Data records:
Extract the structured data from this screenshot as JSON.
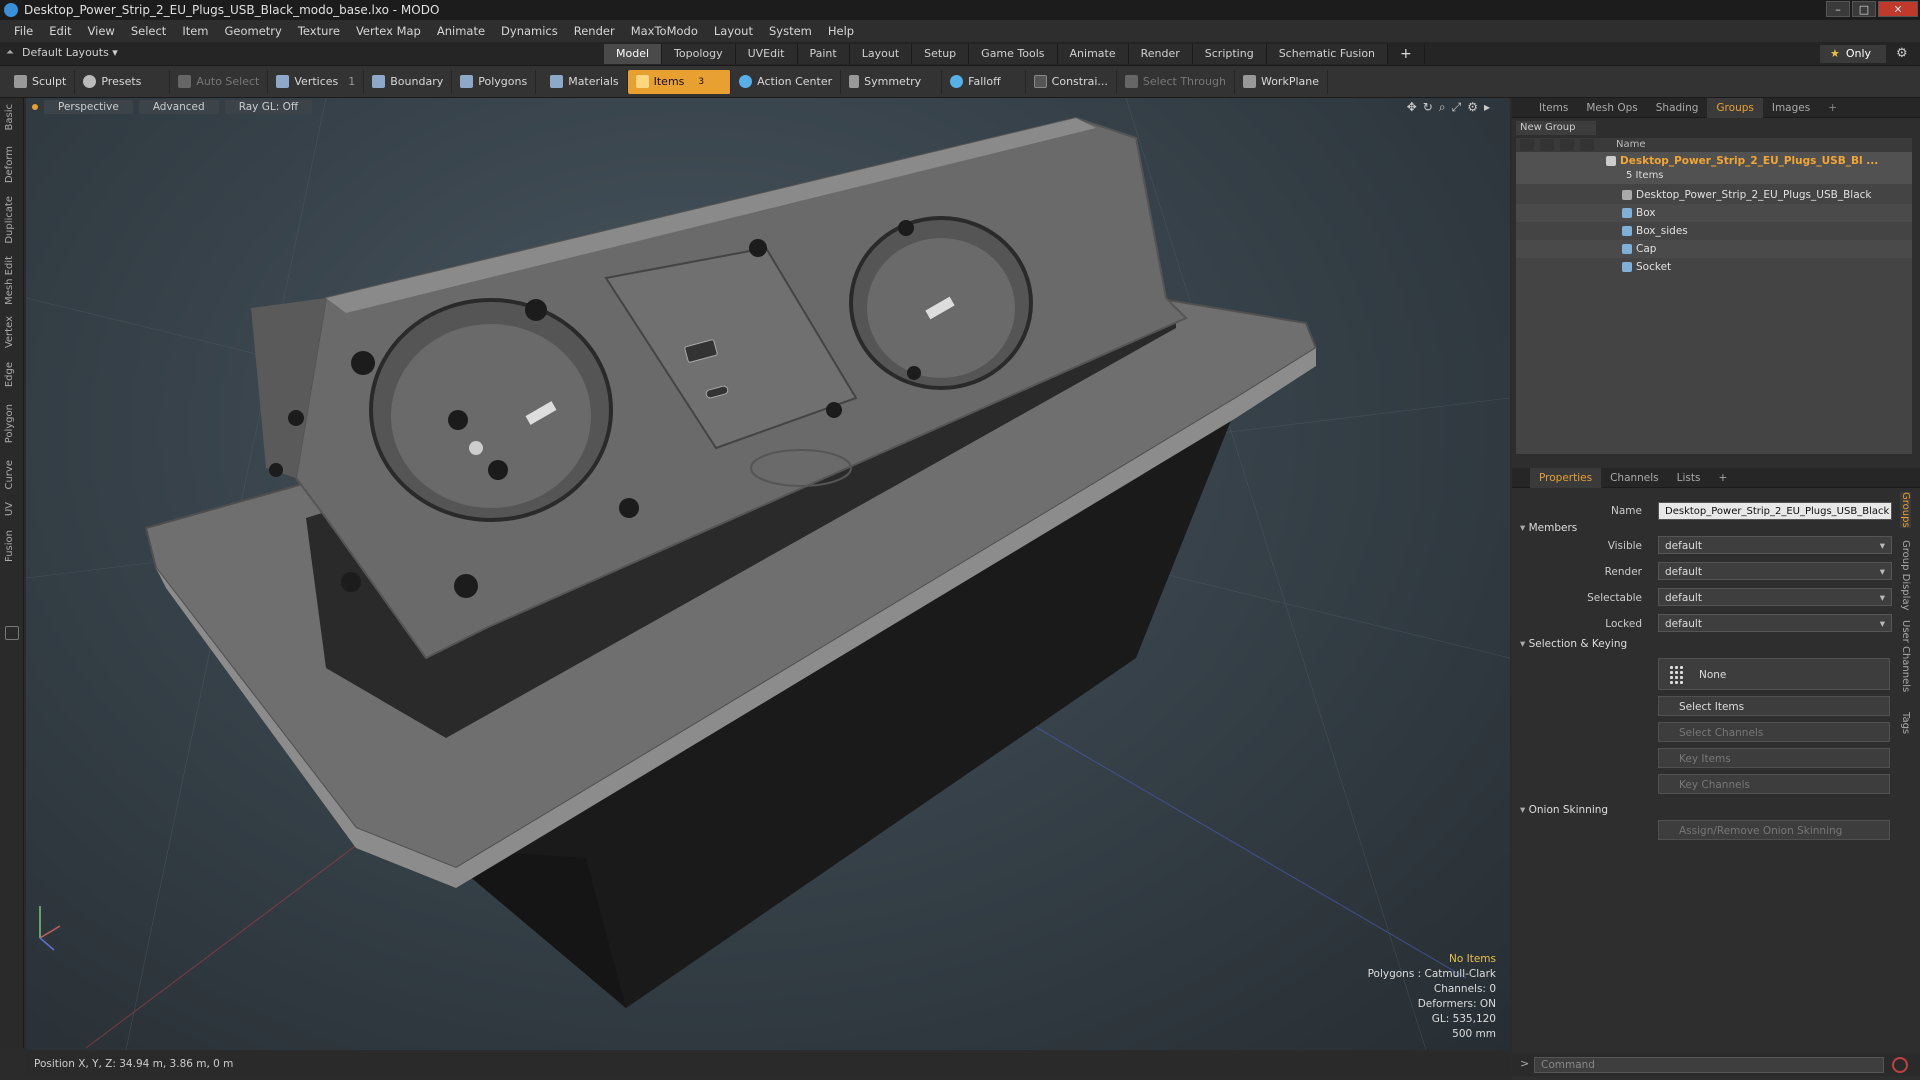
{
  "window": {
    "title": "Desktop_Power_Strip_2_EU_Plugs_USB_Black_modo_base.lxo - MODO",
    "controls": [
      "–",
      "□",
      "✕"
    ]
  },
  "menu": [
    "File",
    "Edit",
    "View",
    "Select",
    "Item",
    "Geometry",
    "Texture",
    "Vertex Map",
    "Animate",
    "Dynamics",
    "Render",
    "MaxToModo",
    "Layout",
    "System",
    "Help"
  ],
  "layout_selector": "Default Layouts ▾",
  "mode_tabs": [
    "Model",
    "Topology",
    "UVEdit",
    "Paint",
    "Layout",
    "Setup",
    "Game Tools",
    "Animate",
    "Render",
    "Scripting",
    "Schematic Fusion",
    "+"
  ],
  "active_mode_tab": "Model",
  "only_button": {
    "star": "★",
    "label": "Only"
  },
  "toolbar": {
    "sculpt": "Sculpt",
    "presets": "Presets",
    "auto_select": "Auto Select",
    "vertices": "Vertices",
    "vertices_count": "1",
    "boundary": "Boundary",
    "polygons": "Polygons",
    "materials": "Materials",
    "items": "Items",
    "items_count": "3",
    "action_center": "Action Center",
    "symmetry": "Symmetry",
    "falloff": "Falloff",
    "constraint": "Constrai...",
    "select_through": "Select Through",
    "workplane": "WorkPlane"
  },
  "left_tabs": [
    "Basic",
    "Deform",
    "Duplicate",
    "Mesh Edit",
    "Vertex",
    "Edge",
    "Polygon",
    "Curve",
    "UV",
    "Fusion"
  ],
  "viewport": {
    "view_mode": "Perspective",
    "shading": "Advanced",
    "raygl": "Ray GL: Off",
    "info": {
      "selection": "No Items",
      "polygons": "Polygons : Catmull-Clark",
      "channels": "Channels: 0",
      "deformers": "Deformers: ON",
      "gl": "GL: 535,120",
      "scale": "500 mm"
    }
  },
  "status": {
    "position": "Position X, Y, Z:   34.94 m, 3.86 m, 0 m"
  },
  "items_panel": {
    "tabs": [
      "Items",
      "Mesh Ops",
      "Shading",
      "Groups",
      "Images",
      "+"
    ],
    "active_tab": "Groups",
    "new_group": "New Group",
    "name_header": "Name",
    "group": {
      "name": "Desktop_Power_Strip_2_EU_Plugs_USB_Bl ...",
      "count": "5 Items"
    },
    "children": [
      "Desktop_Power_Strip_2_EU_Plugs_USB_Black",
      "Box",
      "Box_sides",
      "Cap",
      "Socket"
    ]
  },
  "properties": {
    "tabs": [
      "Properties",
      "Channels",
      "Lists",
      "+"
    ],
    "active_tab": "Properties",
    "name_label": "Name",
    "name_value": "Desktop_Power_Strip_2_EU_Plugs_USB_Black",
    "members_section": "Members",
    "visible_label": "Visible",
    "visible_value": "default",
    "render_label": "Render",
    "render_value": "default",
    "selectable_label": "Selectable",
    "selectable_value": "default",
    "locked_label": "Locked",
    "locked_value": "default",
    "selection_section": "Selection & Keying",
    "none_button": "None",
    "select_items": "Select Items",
    "select_channels": "Select Channels",
    "key_items": "Key Items",
    "key_channels": "Key Channels",
    "onion_section": "Onion Skinning",
    "onion_button": "Assign/Remove Onion Skinning",
    "side_tabs": [
      "Groups",
      "Group Display",
      "User Channels",
      "Tags"
    ]
  },
  "command": {
    "arrow": ">",
    "placeholder": "Command"
  },
  "colors": {
    "accent": "#e8a030",
    "group_text": "#f3a535"
  }
}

Task prompt: Set the pictures aside and transcribe the data above exactly.

Written response:
Extract the structured data from this screenshot as JSON.
{
  "window": {
    "title": "Desktop_Power_Strip_2_EU_Plugs_USB_Black_modo_base.lxo - MODO",
    "controls": [
      "–",
      "□",
      "✕"
    ]
  },
  "menu": [
    "File",
    "Edit",
    "View",
    "Select",
    "Item",
    "Geometry",
    "Texture",
    "Vertex Map",
    "Animate",
    "Dynamics",
    "Render",
    "MaxToModo",
    "Layout",
    "System",
    "Help"
  ],
  "layout_selector": "Default Layouts ▾",
  "mode_tabs": [
    "Model",
    "Topology",
    "UVEdit",
    "Paint",
    "Layout",
    "Setup",
    "Game Tools",
    "Animate",
    "Render",
    "Scripting",
    "Schematic Fusion",
    "+"
  ],
  "active_mode_tab": "Model",
  "only_button": {
    "star": "★",
    "label": "Only"
  },
  "toolbar": {
    "sculpt": "Sculpt",
    "presets": "Presets",
    "auto_select": "Auto Select",
    "vertices": "Vertices",
    "vertices_count": "1",
    "boundary": "Boundary",
    "polygons": "Polygons",
    "materials": "Materials",
    "items": "Items",
    "items_count": "3",
    "action_center": "Action Center",
    "symmetry": "Symmetry",
    "falloff": "Falloff",
    "constraint": "Constrai...",
    "select_through": "Select Through",
    "workplane": "WorkPlane"
  },
  "left_tabs": [
    "Basic",
    "Deform",
    "Duplicate",
    "Mesh Edit",
    "Vertex",
    "Edge",
    "Polygon",
    "Curve",
    "UV",
    "Fusion"
  ],
  "viewport": {
    "view_mode": "Perspective",
    "shading": "Advanced",
    "raygl": "Ray GL: Off",
    "info": {
      "selection": "No Items",
      "polygons": "Polygons : Catmull-Clark",
      "channels": "Channels: 0",
      "deformers": "Deformers: ON",
      "gl": "GL: 535,120",
      "scale": "500 mm"
    }
  },
  "status": {
    "position": "Position X, Y, Z:   34.94 m, 3.86 m, 0 m"
  },
  "items_panel": {
    "tabs": [
      "Items",
      "Mesh Ops",
      "Shading",
      "Groups",
      "Images",
      "+"
    ],
    "active_tab": "Groups",
    "new_group": "New Group",
    "name_header": "Name",
    "group": {
      "name": "Desktop_Power_Strip_2_EU_Plugs_USB_Bl ...",
      "count": "5 Items"
    },
    "children": [
      "Desktop_Power_Strip_2_EU_Plugs_USB_Black",
      "Box",
      "Box_sides",
      "Cap",
      "Socket"
    ]
  },
  "properties": {
    "tabs": [
      "Properties",
      "Channels",
      "Lists",
      "+"
    ],
    "active_tab": "Properties",
    "name_label": "Name",
    "name_value": "Desktop_Power_Strip_2_EU_Plugs_USB_Black",
    "members_section": "Members",
    "visible_label": "Visible",
    "visible_value": "default",
    "render_label": "Render",
    "render_value": "default",
    "selectable_label": "Selectable",
    "selectable_value": "default",
    "locked_label": "Locked",
    "locked_value": "default",
    "selection_section": "Selection & Keying",
    "none_button": "None",
    "select_items": "Select Items",
    "select_channels": "Select Channels",
    "key_items": "Key Items",
    "key_channels": "Key Channels",
    "onion_section": "Onion Skinning",
    "onion_button": "Assign/Remove Onion Skinning",
    "side_tabs": [
      "Groups",
      "Group Display",
      "User Channels",
      "Tags"
    ]
  },
  "command": {
    "arrow": ">",
    "placeholder": "Command"
  },
  "colors": {
    "accent": "#e8a030",
    "group_text": "#f3a535"
  }
}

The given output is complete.